▸ **GIVEN ENTRIES**:
-- Begin --

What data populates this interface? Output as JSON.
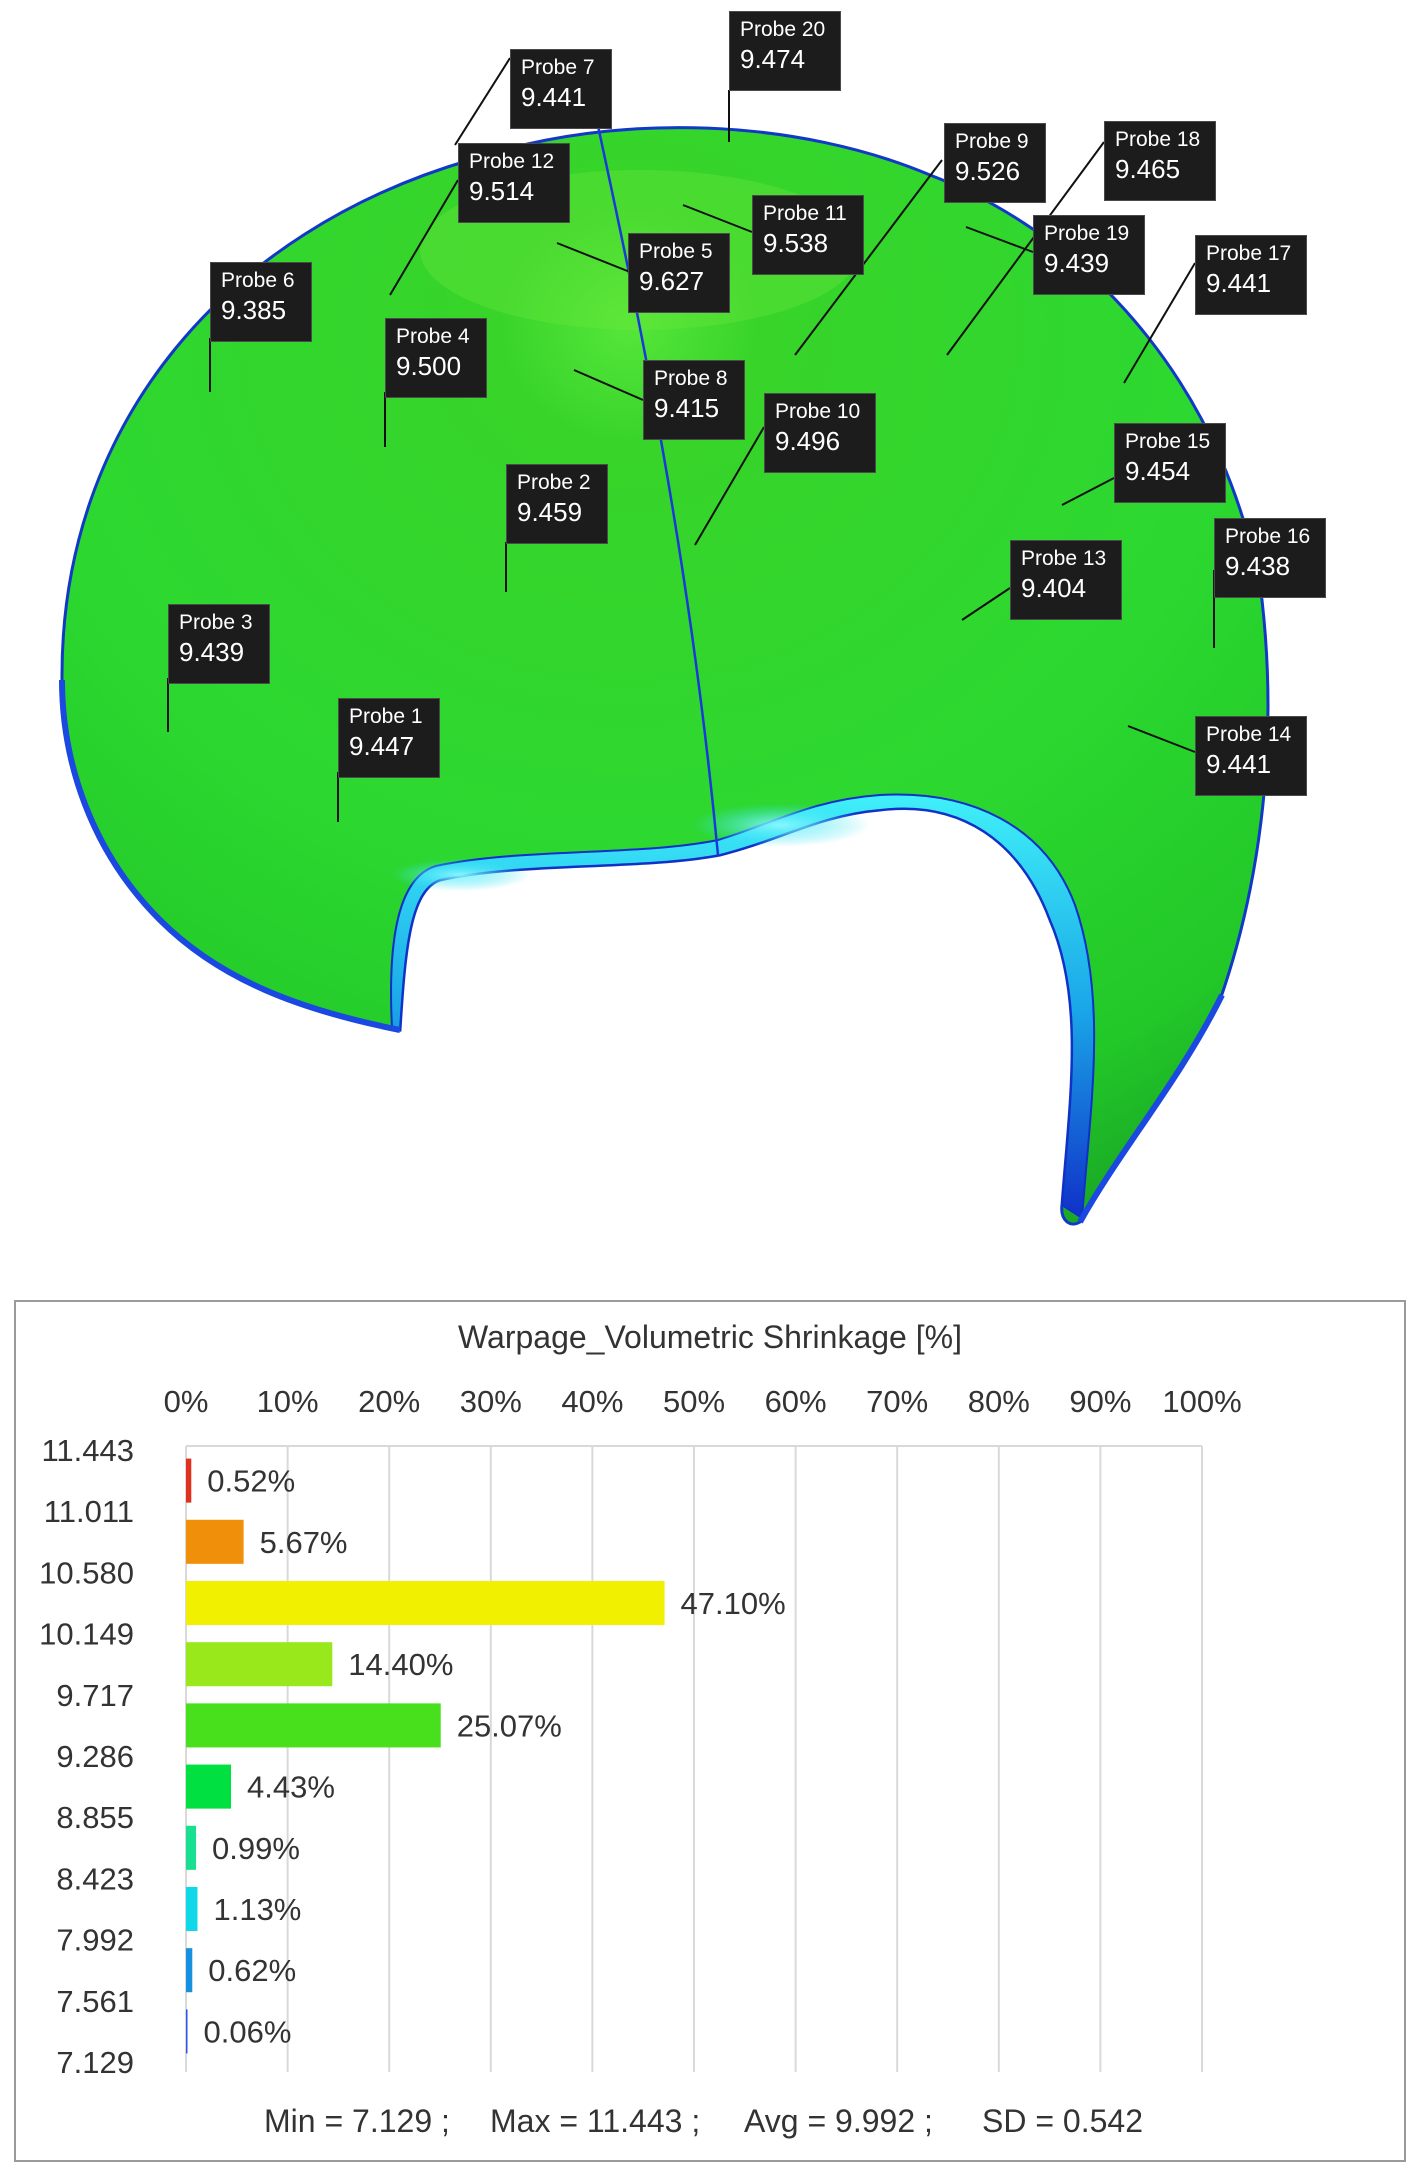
{
  "probes": [
    {
      "name": "Probe 1",
      "value": "9.447"
    },
    {
      "name": "Probe 2",
      "value": "9.459"
    },
    {
      "name": "Probe 3",
      "value": "9.439"
    },
    {
      "name": "Probe 4",
      "value": "9.500"
    },
    {
      "name": "Probe 5",
      "value": "9.627"
    },
    {
      "name": "Probe 6",
      "value": "9.385"
    },
    {
      "name": "Probe 7",
      "value": "9.441"
    },
    {
      "name": "Probe 8",
      "value": "9.415"
    },
    {
      "name": "Probe 9",
      "value": "9.526"
    },
    {
      "name": "Probe 10",
      "value": "9.496"
    },
    {
      "name": "Probe 11",
      "value": "9.538"
    },
    {
      "name": "Probe 12",
      "value": "9.514"
    },
    {
      "name": "Probe 13",
      "value": "9.404"
    },
    {
      "name": "Probe 14",
      "value": "9.441"
    },
    {
      "name": "Probe 15",
      "value": "9.454"
    },
    {
      "name": "Probe 16",
      "value": "9.438"
    },
    {
      "name": "Probe 17",
      "value": "9.441"
    },
    {
      "name": "Probe 18",
      "value": "9.465"
    },
    {
      "name": "Probe 19",
      "value": "9.439"
    },
    {
      "name": "Probe 20",
      "value": "9.474"
    }
  ],
  "colors": {
    "part_green": "#2cd62c",
    "part_edge_blue": "#1030d0",
    "part_cyan": "#30e8f8"
  },
  "chart_data": {
    "type": "bar",
    "orientation": "horizontal",
    "title": "Warpage_Volumetric Shrinkage [%]",
    "x_axis_ticks": [
      "0%",
      "10%",
      "20%",
      "30%",
      "40%",
      "50%",
      "60%",
      "70%",
      "80%",
      "90%",
      "100%"
    ],
    "xlim": [
      0,
      100
    ],
    "grid": true,
    "bin_edges": [
      "11.443",
      "11.011",
      "10.580",
      "10.149",
      "9.717",
      "9.286",
      "8.855",
      "8.423",
      "7.992",
      "7.561",
      "7.129"
    ],
    "values": [
      0.52,
      5.67,
      47.1,
      14.4,
      25.07,
      4.43,
      0.99,
      1.13,
      0.62,
      0.06
    ],
    "value_labels": [
      "0.52%",
      "5.67%",
      "47.10%",
      "14.40%",
      "25.07%",
      "4.43%",
      "0.99%",
      "1.13%",
      "0.62%",
      "0.06%"
    ],
    "bar_colors": [
      "#e0301e",
      "#f0900a",
      "#f0f000",
      "#98e81c",
      "#48e01c",
      "#00e040",
      "#18e090",
      "#10d8e8",
      "#1890e0",
      "#3050f0"
    ],
    "stats": {
      "min_label": "Min = 7.129 ;",
      "max_label": "Max = 11.443 ;",
      "avg_label": "Avg = 9.992 ;",
      "sd_label": "SD = 0.542"
    }
  }
}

-- End --

▸ **WHAT YOU WILL DO**: Transcribe the material exactly, and leave out whatever pictures it holds.

▸ **EXERCISE SOLUTION**:
What data populates this interface? Output as JSON.
{
  "probes": [
    {
      "name": "Probe 1",
      "value": "9.447"
    },
    {
      "name": "Probe 2",
      "value": "9.459"
    },
    {
      "name": "Probe 3",
      "value": "9.439"
    },
    {
      "name": "Probe 4",
      "value": "9.500"
    },
    {
      "name": "Probe 5",
      "value": "9.627"
    },
    {
      "name": "Probe 6",
      "value": "9.385"
    },
    {
      "name": "Probe 7",
      "value": "9.441"
    },
    {
      "name": "Probe 8",
      "value": "9.415"
    },
    {
      "name": "Probe 9",
      "value": "9.526"
    },
    {
      "name": "Probe 10",
      "value": "9.496"
    },
    {
      "name": "Probe 11",
      "value": "9.538"
    },
    {
      "name": "Probe 12",
      "value": "9.514"
    },
    {
      "name": "Probe 13",
      "value": "9.404"
    },
    {
      "name": "Probe 14",
      "value": "9.441"
    },
    {
      "name": "Probe 15",
      "value": "9.454"
    },
    {
      "name": "Probe 16",
      "value": "9.438"
    },
    {
      "name": "Probe 17",
      "value": "9.441"
    },
    {
      "name": "Probe 18",
      "value": "9.465"
    },
    {
      "name": "Probe 19",
      "value": "9.439"
    },
    {
      "name": "Probe 20",
      "value": "9.474"
    }
  ],
  "colors": {
    "part_green": "#2cd62c",
    "part_edge_blue": "#1030d0",
    "part_cyan": "#30e8f8"
  },
  "chart_data": {
    "type": "bar",
    "orientation": "horizontal",
    "title": "Warpage_Volumetric Shrinkage [%]",
    "x_axis_ticks": [
      "0%",
      "10%",
      "20%",
      "30%",
      "40%",
      "50%",
      "60%",
      "70%",
      "80%",
      "90%",
      "100%"
    ],
    "xlim": [
      0,
      100
    ],
    "grid": true,
    "bin_edges": [
      "11.443",
      "11.011",
      "10.580",
      "10.149",
      "9.717",
      "9.286",
      "8.855",
      "8.423",
      "7.992",
      "7.561",
      "7.129"
    ],
    "values": [
      0.52,
      5.67,
      47.1,
      14.4,
      25.07,
      4.43,
      0.99,
      1.13,
      0.62,
      0.06
    ],
    "value_labels": [
      "0.52%",
      "5.67%",
      "47.10%",
      "14.40%",
      "25.07%",
      "4.43%",
      "0.99%",
      "1.13%",
      "0.62%",
      "0.06%"
    ],
    "bar_colors": [
      "#e0301e",
      "#f0900a",
      "#f0f000",
      "#98e81c",
      "#48e01c",
      "#00e040",
      "#18e090",
      "#10d8e8",
      "#1890e0",
      "#3050f0"
    ],
    "stats": {
      "min_label": "Min = 7.129 ;",
      "max_label": "Max = 11.443 ;",
      "avg_label": "Avg = 9.992 ;",
      "sd_label": "SD = 0.542"
    }
  }
}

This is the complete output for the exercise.